» **INPUT ROWS**:
━━━━━━━━━━━━━━━━

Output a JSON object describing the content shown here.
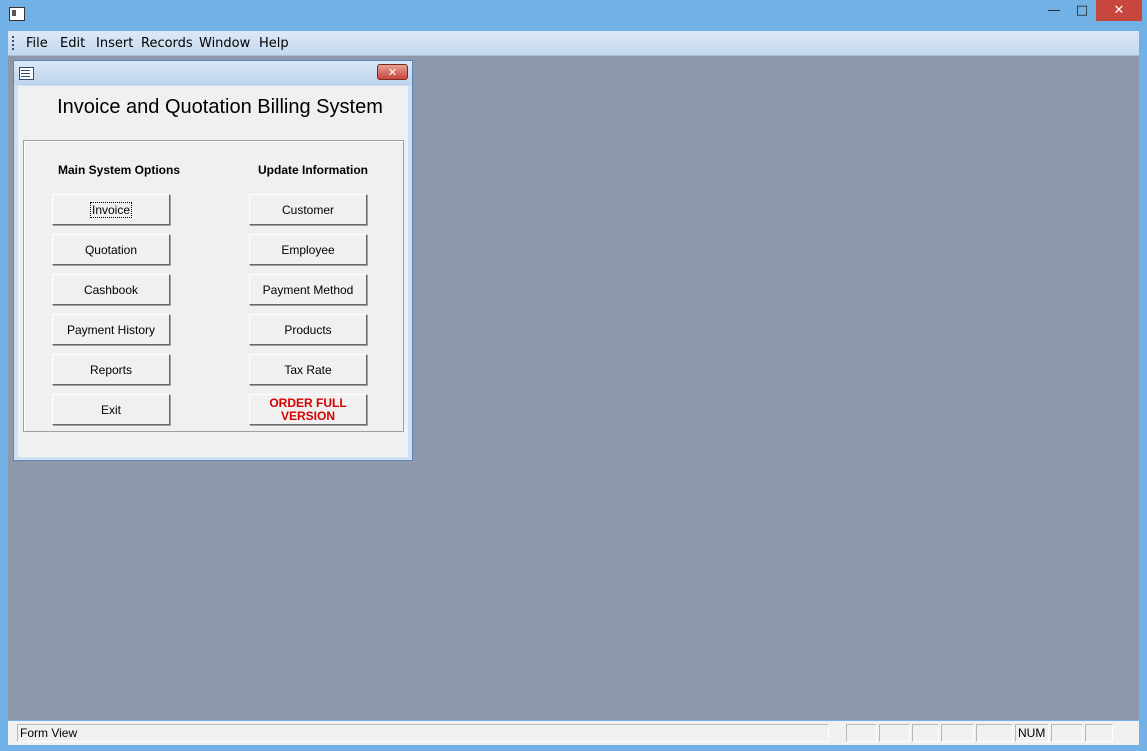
{
  "menubar": {
    "items": [
      "File",
      "Edit",
      "Insert",
      "Records",
      "Window",
      "Help"
    ]
  },
  "form": {
    "title": "Invoice and Quotation Billing System",
    "left_heading": "Main System Options",
    "right_heading": "Update Information",
    "left_buttons": [
      "Invoice",
      "Quotation",
      "Cashbook",
      "Payment History",
      "Reports",
      "Exit"
    ],
    "right_buttons": [
      "Customer",
      "Employee",
      "Payment Method",
      "Products",
      "Tax Rate"
    ],
    "order_button": "ORDER FULL VERSION",
    "focused_button": "Invoice"
  },
  "statusbar": {
    "view_label": "Form View",
    "num_indicator": "NUM"
  },
  "window_controls": {
    "close_glyph": "✕"
  }
}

━━━━━━━━━━━━━━━━

» **PROBLEM TO SOLVE**: Do not include the images; transcribe the rest of the listing exactly.

» **SOLUTION FOR THIS TASK**:
Output a JSON object describing the content shown here.
{
  "menubar": {
    "items": [
      "File",
      "Edit",
      "Insert",
      "Records",
      "Window",
      "Help"
    ]
  },
  "form": {
    "title": "Invoice and Quotation Billing System",
    "left_heading": "Main System Options",
    "right_heading": "Update Information",
    "left_buttons": [
      "Invoice",
      "Quotation",
      "Cashbook",
      "Payment History",
      "Reports",
      "Exit"
    ],
    "right_buttons": [
      "Customer",
      "Employee",
      "Payment Method",
      "Products",
      "Tax Rate"
    ],
    "order_button": "ORDER FULL VERSION",
    "focused_button": "Invoice"
  },
  "statusbar": {
    "view_label": "Form View",
    "num_indicator": "NUM"
  },
  "window_controls": {
    "close_glyph": "✕"
  }
}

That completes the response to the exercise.